_Given exercise_: Below is a block of records; repeat each one exactly.

_Records_:
....
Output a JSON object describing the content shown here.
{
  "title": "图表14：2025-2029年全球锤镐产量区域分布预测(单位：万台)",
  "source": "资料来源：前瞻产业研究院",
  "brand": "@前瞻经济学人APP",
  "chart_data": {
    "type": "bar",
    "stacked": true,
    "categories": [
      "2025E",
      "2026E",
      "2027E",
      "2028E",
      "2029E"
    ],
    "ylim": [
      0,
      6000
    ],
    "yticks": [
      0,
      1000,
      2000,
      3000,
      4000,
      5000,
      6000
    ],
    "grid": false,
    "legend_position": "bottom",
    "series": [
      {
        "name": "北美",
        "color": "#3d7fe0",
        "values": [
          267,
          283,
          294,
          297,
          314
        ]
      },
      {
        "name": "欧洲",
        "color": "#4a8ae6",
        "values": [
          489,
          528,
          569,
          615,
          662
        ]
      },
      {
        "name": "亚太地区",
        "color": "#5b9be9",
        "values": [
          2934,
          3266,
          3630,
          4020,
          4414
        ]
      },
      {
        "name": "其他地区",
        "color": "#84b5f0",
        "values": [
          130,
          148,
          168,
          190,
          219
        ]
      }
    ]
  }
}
....
_Answer_:
Output a JSON object describing the content shown here.
{
  "title": "图表14：2025-2029年全球锤镐产量区域分布预测(单位：万台)",
  "source": "资料来源：前瞻产业研究院",
  "brand": "@前瞻经济学人APP",
  "chart_data": {
    "type": "bar",
    "stacked": true,
    "categories": [
      "2025E",
      "2026E",
      "2027E",
      "2028E",
      "2029E"
    ],
    "ylim": [
      0,
      6000
    ],
    "yticks": [
      0,
      1000,
      2000,
      3000,
      4000,
      5000,
      6000
    ],
    "grid": false,
    "legend_position": "bottom",
    "series": [
      {
        "name": "北美",
        "color": "#3d7fe0",
        "values": [
          267,
          283,
          294,
          297,
          314
        ]
      },
      {
        "name": "欧洲",
        "color": "#4a8ae6",
        "values": [
          489,
          528,
          569,
          615,
          662
        ]
      },
      {
        "name": "亚太地区",
        "color": "#5b9be9",
        "values": [
          2934,
          3266,
          3630,
          4020,
          4414
        ]
      },
      {
        "name": "其他地区",
        "color": "#84b5f0",
        "values": [
          130,
          148,
          168,
          190,
          219
        ]
      }
    ]
  }
}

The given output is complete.